##### TASK INPUTS #####

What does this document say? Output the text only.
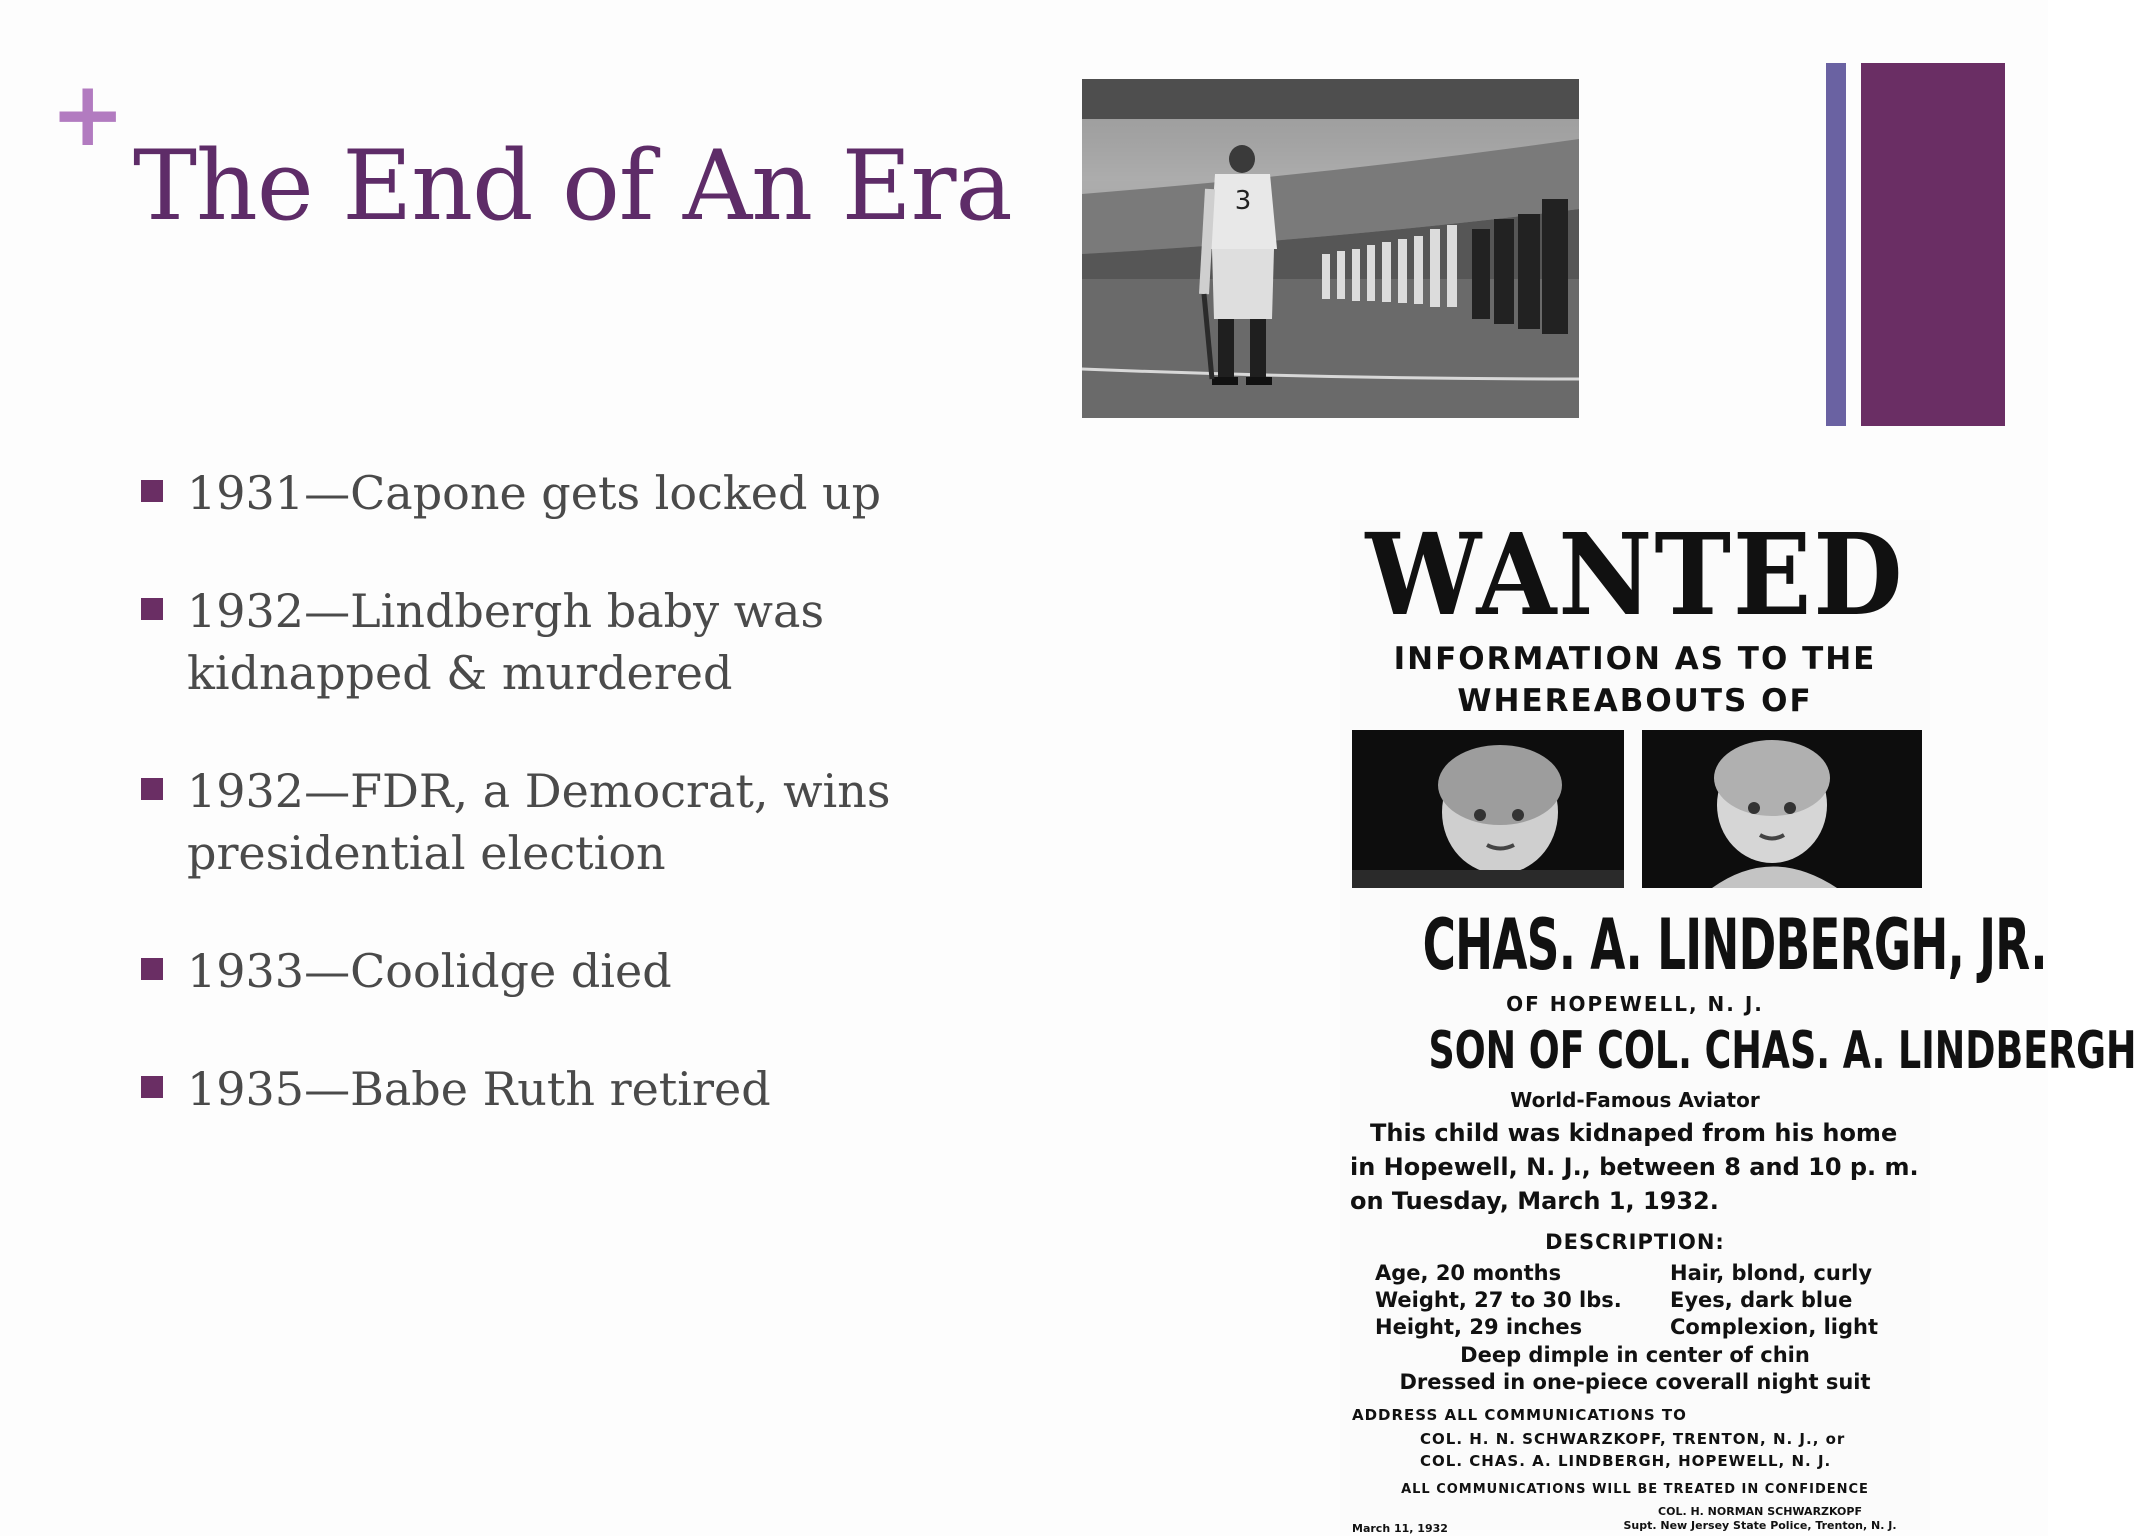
+
The End of An Era
1931—Capone gets locked up
1932—Lindbergh baby was
kidnapped & murdered
1932—FDR, a Democrat, wins
presidential election
1933—Coolidge died
1935—Babe Ruth retired
3
WANTED
INFORMATION AS TO THE
WHEREABOUTS OF
CHAS. A. LINDBERGH, JR.
OF HOPEWELL, N. J.
SON OF COL. CHAS. A. LINDBERGH
World-Famous Aviator
This child was kidnaped from his home
in Hopewell, N. J., between 8 and 10 p. m.
on Tuesday, March 1, 1932.
DESCRIPTION:
Age, 20 months
Weight, 27 to 30 lbs.
Height, 29 inches
Hair, blond, curly
Eyes, dark blue
Complexion, light
Deep dimple in center of chin
Dressed in one-piece coverall night suit
ADDRESS ALL COMMUNICATIONS TO
COL. H. N. SCHWARZKOPF, TRENTON, N. J., or
COL. CHAS. A. LINDBERGH, HOPEWELL, N. J.
ALL COMMUNICATIONS WILL BE TREATED IN CONFIDENCE
March 11, 1932
COL. H. NORMAN SCHWARZKOPF
Supt. New Jersey State Police, Trenton, N. J.
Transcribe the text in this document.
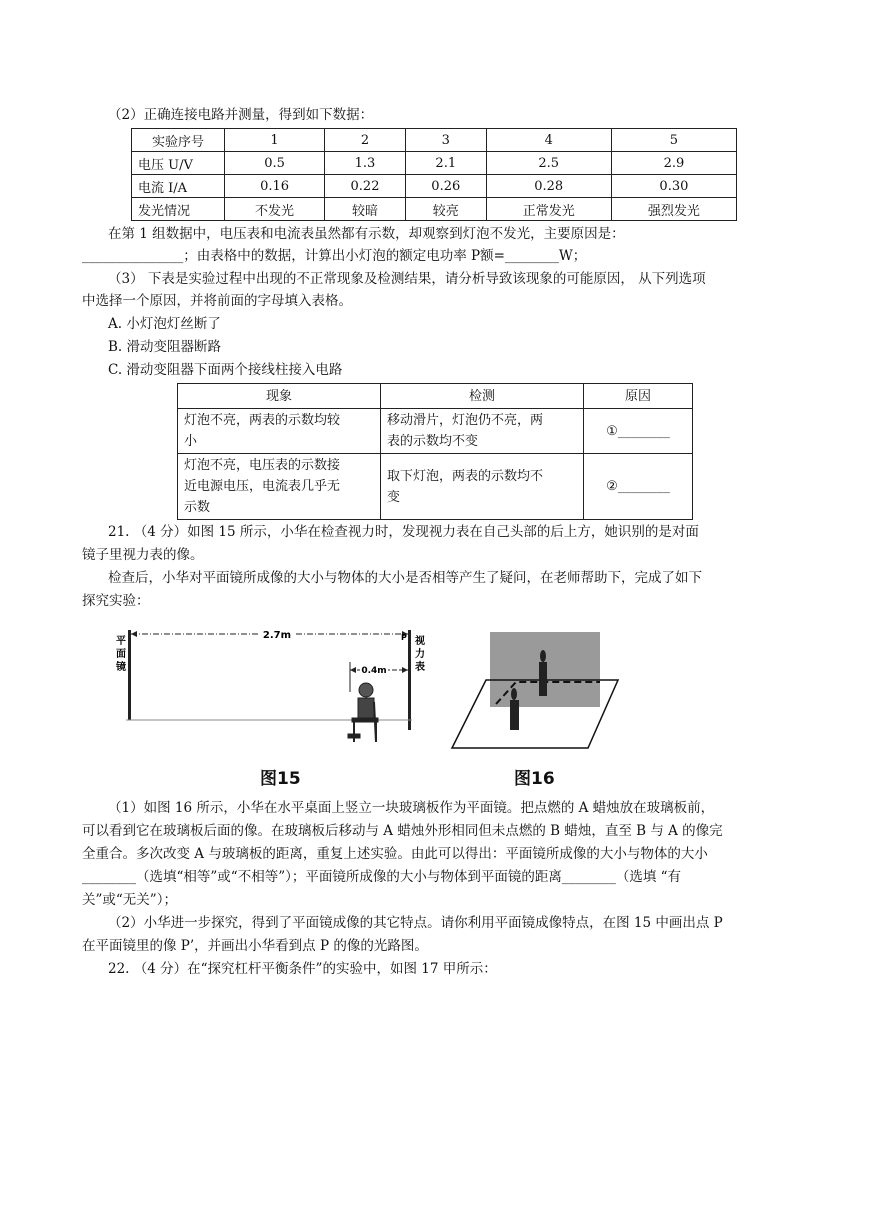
（2）正确连接电路并测量，得到如下数据：
实验序号	1	2	3	4	5
电压 U/V	0.5	1.3	2.1	2.5	2.9
电流 I/A	0.16	0.22	0.26	0.28	0.30
发光情况	不发光	较暗	较亮	正常发光	强烈发光
在第 1 组数据中，电压表和电流表虽然都有示数，却观察到灯泡不发光，主要原因是：
_______________；由表格中的数据，计算出小灯泡的额定电功率 P额=________W；
（3） 下表是实验过程中出现的不正常现象及检测结果，请分析导致该现象的可能原因， 从下列选项
中选择一个原因，并将前面的字母填入表格。
A. 小灯泡灯丝断了
B. 滑动变阻器断路
C. 滑动变阻器下面两个接线柱接入电路
现象	检测	原因
灯泡不亮，两表的示数均较
小	移动滑片，灯泡仍不亮，两
表的示数均不变	①________
灯泡不亮，电压表的示数接
近电源电压，电流表几乎无
示数	取下灯泡，两表的示数均不
变	②________
21. （4 分）如图 15 所示，小华在检查视力时，发现视力表在自己头部的后上方，她识别的是对面
镜子里视力表的像。
检查后，小华对平面镜所成像的大小与物体的大小是否相等产生了疑问，在老师帮助下，完成了如下
探究实验：
2.7m
0.4m
平 面 镜
P 视 力 表
图15	图16
（1）如图 16 所示，小华在水平桌面上竖立一块玻璃板作为平面镜。把点燃的 A 蜡烛放在玻璃板前，
可以看到它在玻璃板后面的像。在玻璃板后移动与 A 蜡烛外形相同但未点燃的 B 蜡烛，直至 B 与 A 的像完
全重合。多次改变 A 与玻璃板的距离，重复上述实验。由此可以得出：平面镜所成像的大小与物体的大小
________（选填“相等”或“不相等”）；平面镜所成像的大小与物体到平面镜的距离________（选填 “有
关”或“无关”）；
（2）小华进一步探究，得到了平面镜成像的其它特点。请你利用平面镜成像特点，在图 15 中画出点 P
在平面镜里的像 P’，并画出小华看到点 P 的像的光路图。
22. （4 分）在“探究杠杆平衡条件”的实验中，如图 17 甲所示：
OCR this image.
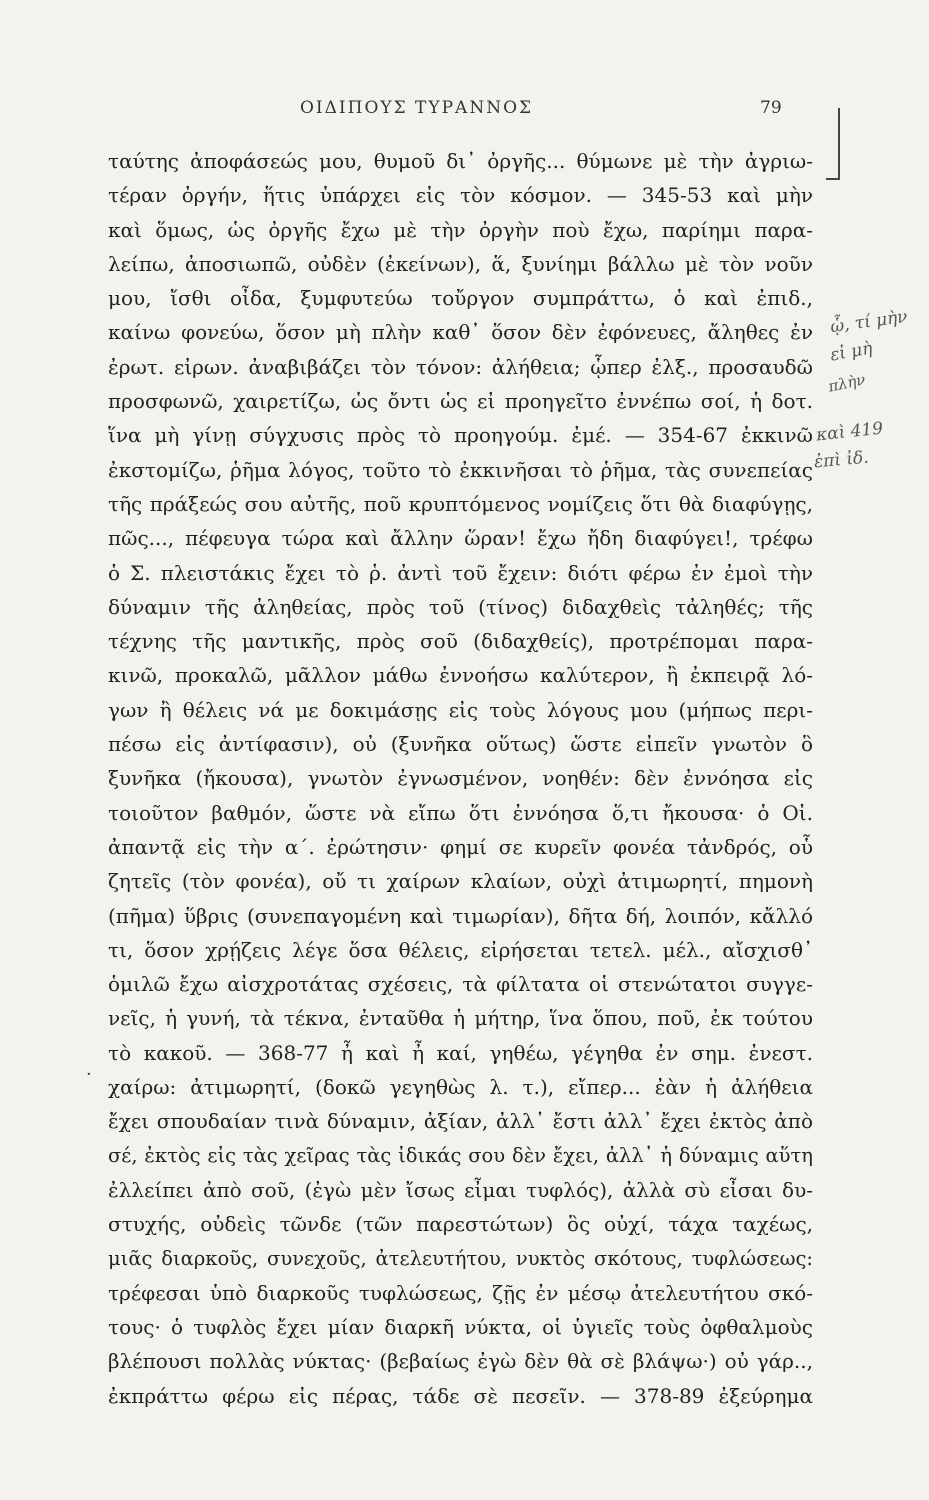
ΟΙΔΙΠΟΥΣ ΤΥΡΑΝΝΟΣ	79
ταύτης ἀποφάσεώς μου, θυμοῦ δι᾽ ὀργῆς... θύμωνε μὲ τὴν ἀγριω-
τέραν ὀργήν, ἥτις ὑπάρχει εἰς τὸν κόσμον. — 345-53 καὶ μὴν
καὶ ὅμως, ὡς ὀργῆς ἔχω μὲ τὴν ὀργὴν ποὺ ἔχω, παρίημι παρα-
λείπω, ἀποσιωπῶ, οὐδὲν (ἐκείνων), ἅ, ξυνίημι βάλλω μὲ τὸν νοῦν
μου, ἴσθι οἶδα, ξυμφυτεύω τοὔργον συμπράττω, ὁ καὶ ἐπιδ.,
καίνω φονεύω, ὅσον μὴ πλὴν καθ᾽ ὅσον δὲν ἐφόνευες, ἄληθες ἐν
ἐρωτ. εἰρων. ἀναβιβάζει τὸν τόνον: ἀλήθεια; ᾧπερ ἐλξ., προσαυδῶ
προσφωνῶ, χαιρετίζω, ὡς ὄντι ὡς εἰ προηγεῖτο ἐννέπω σοί, ἡ δοτ.
ἵνα μὴ γίνῃ σύγχυσις πρὸς τὸ προηγούμ. ἐμέ. — 354-67 ἐκκινῶ
ἐκστομίζω, ῥῆμα λόγος, τοῦτο τὸ ἐκκινῆσαι τὸ ῥῆμα, τὰς συνεπείας
τῆς πράξεώς σου αὐτῆς, ποῦ κρυπτόμενος νομίζεις ὅτι θὰ διαφύγῃς,
πῶς..., πέφευγα τώρα καὶ ἄλλην ὥραν! ἔχω ἤδη διαφύγει!, τρέφω
ὁ Σ. πλειστάκις ἔχει τὸ ῥ. ἀντὶ τοῦ ἔχειν: διότι φέρω ἐν ἐμοὶ τὴν
δύναμιν τῆς ἀληθείας, πρὸς τοῦ (τίνος) διδαχθεὶς τἀληθές; τῆς
τέχνης τῆς μαντικῆς, πρὸς σοῦ (διδαχθείς), προτρέπομαι παρα-
κινῶ, προκαλῶ, μᾶλλον μάθω ἐννοήσω καλύτερον, ἢ ἐκπειρᾷ λό-
γων ἢ θέλεις νά με δοκιμάσῃς εἰς τοὺς λόγους μου (μήπως περι-
πέσω εἰς ἀντίφασιν), οὐ (ξυνῆκα οὕτως) ὥστε εἰπεῖν γνωτὸν ὃ
ξυνῆκα (ἤκουσα), γνωτὸν ἐγνωσμένον, νοηθέν: δὲν ἐννόησα εἰς
τοιοῦτον βαθμόν, ὥστε νὰ εἴπω ὅτι ἐννόησα ὅ,τι ἤκουσα· ὁ Οἰ.
ἀπαντᾷ εἰς τὴν α΄. ἐρώτησιν· φημί σε κυρεῖν φονέα τἀνδρός, οὗ
ζητεῖς (τὸν φονέα), οὔ τι χαίρων κλαίων, οὐχὶ ἀτιμωρητί, πημονὴ
(πῆμα) ὕβρις (συνεπαγομένη καὶ τιμωρίαν), δῆτα δή, λοιπόν, κἄλλό
τι, ὅσον χρῄζεις λέγε ὅσα θέλεις, εἰρήσεται τετελ. μέλ., αἴσχισθ᾽
ὁμιλῶ ἔχω αἰσχροτάτας σχέσεις, τὰ φίλτατα οἱ στενώτατοι συγγε-
νεῖς, ἡ γυνή, τὰ τέκνα, ἐνταῦθα ἡ μήτηρ, ἵνα ὅπου, ποῦ, ἐκ τούτου
τὸ κακοῦ. — 368-77 ἦ καὶ ἦ καί, γηθέω, γέγηθα ἐν σημ. ἐνεστ.
χαίρω: ἀτιμωρητί, (δοκῶ γεγηθὼς λ. τ.), εἴπερ... ἐὰν ἡ ἀλήθεια
ἔχει σπουδαίαν τινὰ δύναμιν, ἀξίαν, ἀλλ᾽ ἔστι ἀλλ᾽ ἔχει ἐκτὸς ἀπὸ
σέ, ἐκτὸς εἰς τὰς χεῖρας τὰς ἰδικάς σου δὲν ἔχει, ἀλλ᾽ ἡ δύναμις αὕτη
ἐλλείπει ἀπὸ σοῦ, (ἐγὼ μὲν ἴσως εἶμαι τυφλός), ἀλλὰ σὺ εἶσαι δυ-
στυχής, οὐδεὶς τῶνδε (τῶν παρεστώτων) ὃς οὐχί, τάχα ταχέως,
μιᾶς διαρκοῦς, συνεχοῦς, ἀτελευτήτου, νυκτὸς σκότους, τυφλώσεως:
τρέφεσαι ὑπὸ διαρκοῦς τυφλώσεως, ζῇς ἐν μέσῳ ἀτελευτήτου σκό-
τους· ὁ τυφλὸς ἔχει μίαν διαρκῆ νύκτα, οἱ ὑγιεῖς τοὺς ὀφθαλμοὺς
βλέπουσι πολλὰς νύκτας· (βεβαίως ἐγὼ δὲν θὰ σὲ βλάψω·) οὐ γάρ..,
ἐκπράττω φέρω εἰς πέρας, τάδε σὲ πεσεῖν. — 378-89 ἐξεύρημα
ᾧ, τί μὴν
εἰ μὴ
πλὴν
καὶ 419
ἐπὶ ἰδ.
·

#####

### TASK
Write down every line of the data above that includes the string "ἀλήθεια".

### COMPLETED TASK
ἐρωτ. εἰρων. ἀναβιβάζει τὸν τόνον: ἀλήθεια; ᾧπερ ἐλξ., προσαυδῶ
χαίρω: ἀτιμωρητί, (δοκῶ γεγηθὼς λ. τ.), εἴπερ... ἐὰν ἡ ἀλήθεια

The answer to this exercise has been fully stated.